| EXERCÍCIO CURTO 1 |
Resuma o trecho citado em duas frases.

| TRECHO CITADO |
= = = =
O Diário de Pernambuco, do Recife, é o jornal mais antigo em circulação da América Latina e celebra o bicentenário nesta sexta-feira, 17

Pintura do pernambucano J. Borges na redação do Diário de Pernambuco: jornal começou no Brasil Império (Laura Pancini/EXAME)

Pintura do pernambucano J. Borges na redação do Diário de Pernambuco: jornal começou no Brasil Império (Laura Pancini/EXAME)

Laura Pancini
Laura Pancini

Repórter

Publicado em 6 de novembro de 2025 às 03h02.

Última atualização em 6 de novembro de 2025 às 03h11.

Aos duzentos anos, o Diário de Pernambuco tem muita história para compartilhar.

Jornal mais antigo em circulação da América Latina, a publicação comemora os 200 anos nesta sexta-feira, 7, e tenta honrar o passado enquanto encara um futuro dificultado pela ascensão da inteligência artificial generativa.

Hoje no bairro de Santo Amaro, no Recife, o escritório do Diário precisou se realocar depois do período de home office. Acabou no galpão que abrigava a antiga gráfica do jornal: um terreno espaçoso e com mata baixa, diretamente de frente a concorrência. A região de casas humildes e prédios comerciais baixos recebe os veículos de comunicação ativos na capital.

O galpão reformado, que já chegou a abrigar máquinas de impressão de quatro andares, fica totalmente aberto durante o dia, salve o portão da garagem na frente do lote.
= = = =
| LINHAS DA LISTAGEM |
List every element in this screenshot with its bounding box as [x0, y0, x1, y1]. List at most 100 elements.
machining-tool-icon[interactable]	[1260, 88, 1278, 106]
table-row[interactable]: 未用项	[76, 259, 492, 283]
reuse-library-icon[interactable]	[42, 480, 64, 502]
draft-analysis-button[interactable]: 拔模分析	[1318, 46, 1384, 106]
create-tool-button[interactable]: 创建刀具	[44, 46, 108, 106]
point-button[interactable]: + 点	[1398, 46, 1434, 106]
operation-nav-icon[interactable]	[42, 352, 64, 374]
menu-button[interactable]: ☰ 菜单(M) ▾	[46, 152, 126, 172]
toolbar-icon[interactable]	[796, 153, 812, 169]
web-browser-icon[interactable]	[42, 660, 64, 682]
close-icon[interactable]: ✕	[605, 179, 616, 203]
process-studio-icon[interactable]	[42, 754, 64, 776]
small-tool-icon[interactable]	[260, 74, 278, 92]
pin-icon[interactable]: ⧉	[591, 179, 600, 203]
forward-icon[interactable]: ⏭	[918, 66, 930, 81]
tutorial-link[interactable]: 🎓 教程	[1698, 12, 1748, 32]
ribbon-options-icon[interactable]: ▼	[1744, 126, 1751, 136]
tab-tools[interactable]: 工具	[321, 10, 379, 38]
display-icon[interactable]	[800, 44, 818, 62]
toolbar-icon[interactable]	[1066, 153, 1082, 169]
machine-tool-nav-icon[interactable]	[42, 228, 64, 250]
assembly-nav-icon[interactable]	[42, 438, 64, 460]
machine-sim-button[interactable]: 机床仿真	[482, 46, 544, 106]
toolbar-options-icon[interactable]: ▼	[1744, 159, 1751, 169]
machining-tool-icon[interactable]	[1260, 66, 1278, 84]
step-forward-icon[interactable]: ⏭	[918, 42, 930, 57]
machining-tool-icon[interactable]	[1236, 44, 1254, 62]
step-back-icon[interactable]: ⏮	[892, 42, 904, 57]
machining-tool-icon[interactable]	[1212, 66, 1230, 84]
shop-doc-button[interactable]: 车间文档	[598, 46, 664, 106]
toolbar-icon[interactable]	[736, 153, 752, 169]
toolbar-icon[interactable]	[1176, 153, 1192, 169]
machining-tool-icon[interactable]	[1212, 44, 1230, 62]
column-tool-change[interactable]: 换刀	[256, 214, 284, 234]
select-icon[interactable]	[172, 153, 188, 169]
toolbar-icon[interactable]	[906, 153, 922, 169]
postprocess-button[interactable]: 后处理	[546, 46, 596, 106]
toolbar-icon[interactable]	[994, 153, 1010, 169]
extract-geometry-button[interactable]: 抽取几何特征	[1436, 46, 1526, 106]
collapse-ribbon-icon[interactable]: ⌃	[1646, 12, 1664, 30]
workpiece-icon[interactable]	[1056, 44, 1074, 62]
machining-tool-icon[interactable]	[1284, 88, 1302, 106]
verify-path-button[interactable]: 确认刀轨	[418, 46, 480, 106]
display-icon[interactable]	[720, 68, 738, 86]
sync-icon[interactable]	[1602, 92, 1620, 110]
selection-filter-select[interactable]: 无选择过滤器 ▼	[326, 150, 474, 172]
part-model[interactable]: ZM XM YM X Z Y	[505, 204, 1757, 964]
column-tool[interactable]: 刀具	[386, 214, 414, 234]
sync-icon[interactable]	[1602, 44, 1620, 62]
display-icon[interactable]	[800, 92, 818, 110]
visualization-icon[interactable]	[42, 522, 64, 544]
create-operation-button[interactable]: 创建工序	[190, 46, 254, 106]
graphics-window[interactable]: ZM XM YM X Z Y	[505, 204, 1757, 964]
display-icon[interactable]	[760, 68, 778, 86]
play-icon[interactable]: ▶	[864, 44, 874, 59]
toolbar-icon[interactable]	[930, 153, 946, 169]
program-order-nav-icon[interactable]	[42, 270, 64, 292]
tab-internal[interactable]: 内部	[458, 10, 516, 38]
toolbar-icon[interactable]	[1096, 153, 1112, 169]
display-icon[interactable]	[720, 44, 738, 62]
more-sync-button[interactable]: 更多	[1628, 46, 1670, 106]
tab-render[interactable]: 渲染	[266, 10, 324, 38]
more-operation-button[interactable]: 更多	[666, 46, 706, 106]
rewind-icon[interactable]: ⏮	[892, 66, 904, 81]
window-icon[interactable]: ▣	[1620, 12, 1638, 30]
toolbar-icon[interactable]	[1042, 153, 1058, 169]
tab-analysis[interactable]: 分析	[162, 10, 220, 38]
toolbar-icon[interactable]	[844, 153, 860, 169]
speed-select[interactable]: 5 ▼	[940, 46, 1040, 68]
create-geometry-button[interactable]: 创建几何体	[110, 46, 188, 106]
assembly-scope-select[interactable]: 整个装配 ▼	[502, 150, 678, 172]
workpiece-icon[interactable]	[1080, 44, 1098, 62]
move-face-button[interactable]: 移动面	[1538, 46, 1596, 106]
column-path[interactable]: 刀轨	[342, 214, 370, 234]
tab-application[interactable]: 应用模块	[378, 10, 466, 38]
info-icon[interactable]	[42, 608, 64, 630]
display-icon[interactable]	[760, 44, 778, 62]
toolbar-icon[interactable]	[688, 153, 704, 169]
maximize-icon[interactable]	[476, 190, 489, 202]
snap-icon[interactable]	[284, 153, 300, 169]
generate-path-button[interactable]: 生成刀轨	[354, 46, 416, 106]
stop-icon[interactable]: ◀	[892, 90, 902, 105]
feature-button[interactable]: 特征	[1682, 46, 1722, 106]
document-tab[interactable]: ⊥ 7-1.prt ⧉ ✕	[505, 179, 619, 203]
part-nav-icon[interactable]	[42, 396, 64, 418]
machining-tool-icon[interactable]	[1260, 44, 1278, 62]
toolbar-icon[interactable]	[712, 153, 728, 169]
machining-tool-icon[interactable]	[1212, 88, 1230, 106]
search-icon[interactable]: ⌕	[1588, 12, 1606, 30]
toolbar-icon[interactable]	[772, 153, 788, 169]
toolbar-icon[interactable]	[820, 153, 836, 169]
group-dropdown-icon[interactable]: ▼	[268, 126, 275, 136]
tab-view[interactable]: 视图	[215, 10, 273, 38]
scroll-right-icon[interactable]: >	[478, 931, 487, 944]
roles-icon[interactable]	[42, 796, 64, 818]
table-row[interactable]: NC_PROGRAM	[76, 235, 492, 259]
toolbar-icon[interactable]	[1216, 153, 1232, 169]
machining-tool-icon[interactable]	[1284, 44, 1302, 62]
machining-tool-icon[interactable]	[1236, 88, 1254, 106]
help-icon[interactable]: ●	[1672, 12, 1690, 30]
= = = =
| EXERCÍCIO CURTO 2 |
Reproduza sem alterações as linhas da listagem, da primeira linha até a linha que contém "46, 1526, 106]", incluindo as duas.

| SOLUÇÃO COMPLETA 1 |
O Diário de Pernambuco, jornal mais antigo em circulação da América Latina, comemora 200 anos e tenta honrar o passado enquanto encara um futuro dificultado pela ascensão da inteligência artificial generativa. Depois do período de home office, a redação precisou se realocar e acabou no galpão que abrigava a antiga gráfica do jornal, no bairro de Santo Amaro, no Recife.

| SOLUÇÃO COMPLETA 2 |
List every element in this screenshot with its bounding box as [x0, y0, x1, y1]. List at most 100 elements.
machining-tool-icon[interactable]	[1260, 88, 1278, 106]
table-row[interactable]: 未用项	[76, 259, 492, 283]
reuse-library-icon[interactable]	[42, 480, 64, 502]
draft-analysis-button[interactable]: 拔模分析	[1318, 46, 1384, 106]
create-tool-button[interactable]: 创建刀具	[44, 46, 108, 106]
point-button[interactable]: + 点	[1398, 46, 1434, 106]
operation-nav-icon[interactable]	[42, 352, 64, 374]
menu-button[interactable]: ☰ 菜单(M) ▾	[46, 152, 126, 172]
toolbar-icon[interactable]	[796, 153, 812, 169]
web-browser-icon[interactable]	[42, 660, 64, 682]
close-icon[interactable]: ✕	[605, 179, 616, 203]
process-studio-icon[interactable]	[42, 754, 64, 776]
small-tool-icon[interactable]	[260, 74, 278, 92]
pin-icon[interactable]: ⧉	[591, 179, 600, 203]
forward-icon[interactable]: ⏭	[918, 66, 930, 81]
tutorial-link[interactable]: 🎓 教程	[1698, 12, 1748, 32]
ribbon-options-icon[interactable]: ▼	[1744, 126, 1751, 136]
tab-tools[interactable]: 工具	[321, 10, 379, 38]
display-icon[interactable]	[800, 44, 818, 62]
toolbar-icon[interactable]	[1066, 153, 1082, 169]
machine-tool-nav-icon[interactable]	[42, 228, 64, 250]
assembly-nav-icon[interactable]	[42, 438, 64, 460]
machine-sim-button[interactable]: 机床仿真	[482, 46, 544, 106]
toolbar-options-icon[interactable]: ▼	[1744, 159, 1751, 169]
machining-tool-icon[interactable]	[1260, 66, 1278, 84]
step-forward-icon[interactable]: ⏭	[918, 42, 930, 57]
machining-tool-icon[interactable]	[1236, 44, 1254, 62]
step-back-icon[interactable]: ⏮	[892, 42, 904, 57]
machining-tool-icon[interactable]	[1212, 66, 1230, 84]
shop-doc-button[interactable]: 车间文档	[598, 46, 664, 106]
toolbar-icon[interactable]	[736, 153, 752, 169]
toolbar-icon[interactable]	[1176, 153, 1192, 169]
machining-tool-icon[interactable]	[1212, 44, 1230, 62]
column-tool-change[interactable]: 换刀	[256, 214, 284, 234]
select-icon[interactable]	[172, 153, 188, 169]
toolbar-icon[interactable]	[906, 153, 922, 169]
postprocess-button[interactable]: 后处理	[546, 46, 596, 106]
toolbar-icon[interactable]	[994, 153, 1010, 169]
extract-geometry-button[interactable]: 抽取几何特征	[1436, 46, 1526, 106]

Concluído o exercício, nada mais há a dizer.